* WORK INSTRUCTIONS
Gather all lines from the material that contain "this".
-=-=-
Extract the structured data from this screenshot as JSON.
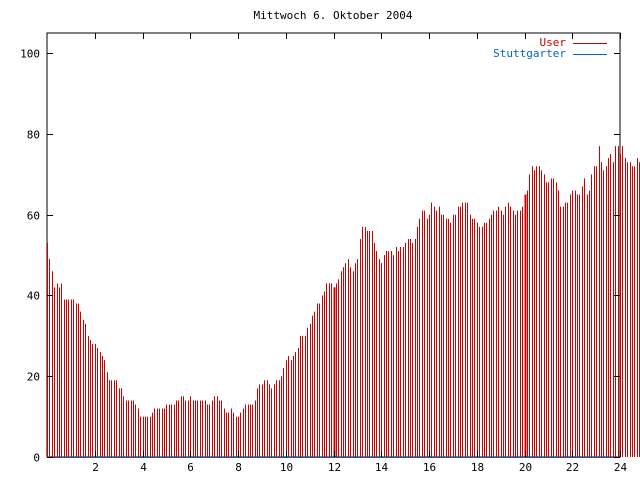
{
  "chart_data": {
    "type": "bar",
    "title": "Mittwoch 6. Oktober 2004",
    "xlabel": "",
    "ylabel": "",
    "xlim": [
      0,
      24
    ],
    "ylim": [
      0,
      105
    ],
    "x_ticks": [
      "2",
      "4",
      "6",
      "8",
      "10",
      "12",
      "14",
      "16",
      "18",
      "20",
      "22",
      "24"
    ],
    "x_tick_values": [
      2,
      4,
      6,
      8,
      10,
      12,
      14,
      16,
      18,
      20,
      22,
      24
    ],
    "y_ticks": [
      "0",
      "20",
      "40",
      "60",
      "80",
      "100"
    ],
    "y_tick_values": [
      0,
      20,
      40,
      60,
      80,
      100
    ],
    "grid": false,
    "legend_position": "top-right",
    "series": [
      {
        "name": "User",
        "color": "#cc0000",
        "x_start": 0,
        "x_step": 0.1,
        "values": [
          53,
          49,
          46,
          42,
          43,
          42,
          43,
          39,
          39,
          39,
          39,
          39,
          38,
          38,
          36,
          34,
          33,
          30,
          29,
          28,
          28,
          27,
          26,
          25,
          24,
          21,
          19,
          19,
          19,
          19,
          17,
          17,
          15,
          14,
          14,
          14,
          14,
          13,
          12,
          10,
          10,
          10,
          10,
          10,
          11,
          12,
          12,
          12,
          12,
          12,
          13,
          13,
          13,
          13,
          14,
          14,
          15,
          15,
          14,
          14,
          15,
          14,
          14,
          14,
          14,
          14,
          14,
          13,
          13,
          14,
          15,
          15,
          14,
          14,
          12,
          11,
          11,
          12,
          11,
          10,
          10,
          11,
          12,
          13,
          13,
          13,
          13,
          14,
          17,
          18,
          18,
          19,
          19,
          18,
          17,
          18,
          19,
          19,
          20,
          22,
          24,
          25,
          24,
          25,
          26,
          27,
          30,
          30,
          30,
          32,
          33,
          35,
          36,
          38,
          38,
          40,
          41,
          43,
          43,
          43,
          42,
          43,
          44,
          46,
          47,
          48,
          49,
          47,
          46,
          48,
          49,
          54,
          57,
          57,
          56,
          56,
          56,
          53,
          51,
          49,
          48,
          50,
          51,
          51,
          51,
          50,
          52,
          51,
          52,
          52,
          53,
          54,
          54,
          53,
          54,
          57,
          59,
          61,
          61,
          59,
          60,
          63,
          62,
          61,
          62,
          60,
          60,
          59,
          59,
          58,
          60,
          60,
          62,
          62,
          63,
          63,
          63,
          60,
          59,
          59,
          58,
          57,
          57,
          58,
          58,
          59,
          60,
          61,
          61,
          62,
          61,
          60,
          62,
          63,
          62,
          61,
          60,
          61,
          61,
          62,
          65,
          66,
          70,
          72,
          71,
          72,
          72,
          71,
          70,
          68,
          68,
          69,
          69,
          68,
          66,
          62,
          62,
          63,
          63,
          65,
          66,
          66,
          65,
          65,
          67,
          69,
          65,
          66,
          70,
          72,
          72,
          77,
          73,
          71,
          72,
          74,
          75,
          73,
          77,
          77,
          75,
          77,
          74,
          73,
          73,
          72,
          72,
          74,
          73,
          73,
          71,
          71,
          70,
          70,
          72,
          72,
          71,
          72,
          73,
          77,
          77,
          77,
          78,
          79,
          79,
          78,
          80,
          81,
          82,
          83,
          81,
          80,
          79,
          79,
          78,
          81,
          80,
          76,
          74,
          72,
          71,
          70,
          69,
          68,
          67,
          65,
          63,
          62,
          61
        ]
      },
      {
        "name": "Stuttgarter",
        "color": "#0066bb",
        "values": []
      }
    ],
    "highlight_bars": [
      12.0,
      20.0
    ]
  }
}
-=-=-
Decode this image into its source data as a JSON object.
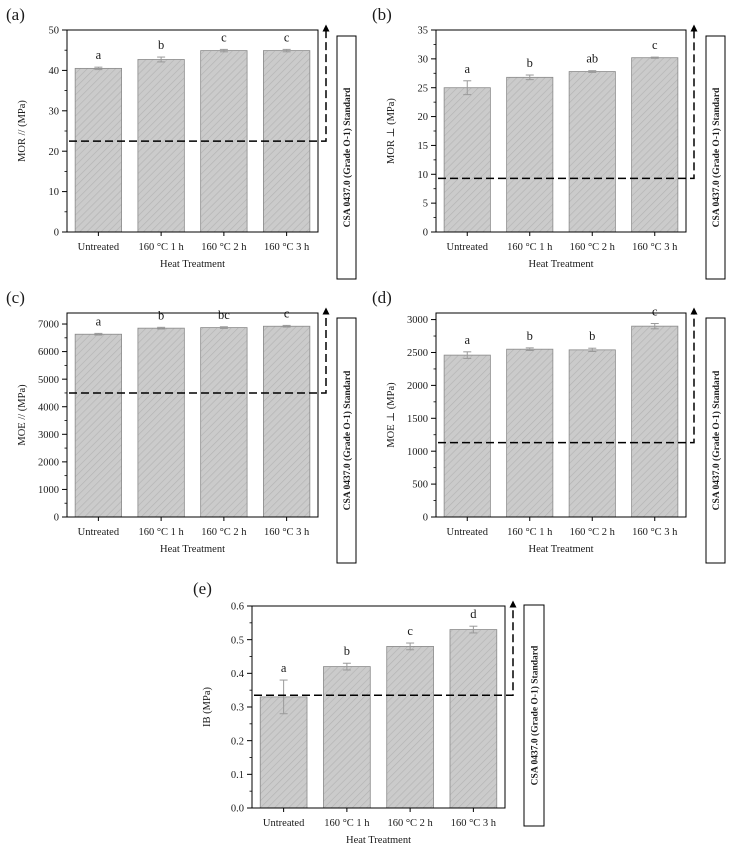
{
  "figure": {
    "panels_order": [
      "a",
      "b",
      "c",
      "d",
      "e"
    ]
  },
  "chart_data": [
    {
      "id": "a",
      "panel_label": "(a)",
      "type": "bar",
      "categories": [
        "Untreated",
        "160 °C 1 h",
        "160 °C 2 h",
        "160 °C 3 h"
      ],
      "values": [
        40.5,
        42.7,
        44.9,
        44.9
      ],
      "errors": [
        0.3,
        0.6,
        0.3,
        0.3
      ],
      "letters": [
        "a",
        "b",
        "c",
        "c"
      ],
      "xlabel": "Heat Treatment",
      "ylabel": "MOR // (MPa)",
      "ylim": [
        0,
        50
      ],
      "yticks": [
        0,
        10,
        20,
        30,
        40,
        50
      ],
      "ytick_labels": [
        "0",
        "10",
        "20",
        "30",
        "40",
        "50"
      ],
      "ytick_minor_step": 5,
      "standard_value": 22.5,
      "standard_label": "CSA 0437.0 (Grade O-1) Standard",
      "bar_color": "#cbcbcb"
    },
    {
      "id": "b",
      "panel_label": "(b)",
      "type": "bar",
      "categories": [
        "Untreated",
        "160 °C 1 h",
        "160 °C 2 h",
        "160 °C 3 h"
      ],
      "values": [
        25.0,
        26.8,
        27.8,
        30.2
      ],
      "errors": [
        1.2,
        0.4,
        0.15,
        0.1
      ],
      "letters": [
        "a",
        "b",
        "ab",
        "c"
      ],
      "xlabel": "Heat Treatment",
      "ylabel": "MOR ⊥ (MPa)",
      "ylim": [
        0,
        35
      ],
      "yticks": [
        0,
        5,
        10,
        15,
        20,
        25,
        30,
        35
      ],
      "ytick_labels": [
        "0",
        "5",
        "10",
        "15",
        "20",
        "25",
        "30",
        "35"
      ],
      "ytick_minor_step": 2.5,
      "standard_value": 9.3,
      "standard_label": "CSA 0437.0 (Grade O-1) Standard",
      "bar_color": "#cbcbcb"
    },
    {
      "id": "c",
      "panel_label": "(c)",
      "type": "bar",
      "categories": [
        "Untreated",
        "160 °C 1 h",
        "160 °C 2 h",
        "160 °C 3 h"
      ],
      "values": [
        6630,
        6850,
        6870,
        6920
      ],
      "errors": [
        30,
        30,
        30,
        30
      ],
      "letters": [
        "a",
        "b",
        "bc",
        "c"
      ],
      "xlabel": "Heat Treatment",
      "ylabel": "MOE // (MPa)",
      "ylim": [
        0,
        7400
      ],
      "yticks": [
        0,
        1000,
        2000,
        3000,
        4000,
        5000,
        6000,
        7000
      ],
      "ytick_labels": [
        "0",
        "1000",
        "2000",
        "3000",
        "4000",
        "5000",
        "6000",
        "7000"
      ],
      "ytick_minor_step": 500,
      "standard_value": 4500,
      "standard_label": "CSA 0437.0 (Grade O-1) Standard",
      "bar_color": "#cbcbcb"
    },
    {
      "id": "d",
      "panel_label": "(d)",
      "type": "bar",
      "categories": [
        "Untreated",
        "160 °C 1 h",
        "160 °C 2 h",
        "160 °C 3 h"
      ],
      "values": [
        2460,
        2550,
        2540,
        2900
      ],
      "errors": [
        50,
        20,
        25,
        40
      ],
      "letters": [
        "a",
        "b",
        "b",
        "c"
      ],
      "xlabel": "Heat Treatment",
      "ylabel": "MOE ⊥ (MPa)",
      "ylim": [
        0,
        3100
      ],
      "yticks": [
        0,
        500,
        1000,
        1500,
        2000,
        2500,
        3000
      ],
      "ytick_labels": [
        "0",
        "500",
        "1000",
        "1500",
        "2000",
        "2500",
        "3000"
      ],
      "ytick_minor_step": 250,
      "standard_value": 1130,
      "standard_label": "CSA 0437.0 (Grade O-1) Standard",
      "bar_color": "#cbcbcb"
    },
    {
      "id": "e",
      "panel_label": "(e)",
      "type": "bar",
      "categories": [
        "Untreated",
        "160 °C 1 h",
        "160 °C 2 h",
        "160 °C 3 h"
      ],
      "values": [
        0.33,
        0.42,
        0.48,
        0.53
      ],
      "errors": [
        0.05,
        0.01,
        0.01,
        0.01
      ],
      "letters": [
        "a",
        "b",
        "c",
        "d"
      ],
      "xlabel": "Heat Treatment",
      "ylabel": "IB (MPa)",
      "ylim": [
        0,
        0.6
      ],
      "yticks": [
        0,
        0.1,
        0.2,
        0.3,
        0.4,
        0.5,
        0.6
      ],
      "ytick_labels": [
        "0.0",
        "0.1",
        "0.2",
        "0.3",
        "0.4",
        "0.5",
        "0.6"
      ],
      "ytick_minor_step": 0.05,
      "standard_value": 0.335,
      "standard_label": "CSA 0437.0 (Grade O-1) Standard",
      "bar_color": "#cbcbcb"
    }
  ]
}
-=-=-
* FINISHED EXERCISE
Extract the structured data from this screenshot as JSON.
Decode this image into its source data as a JSON object.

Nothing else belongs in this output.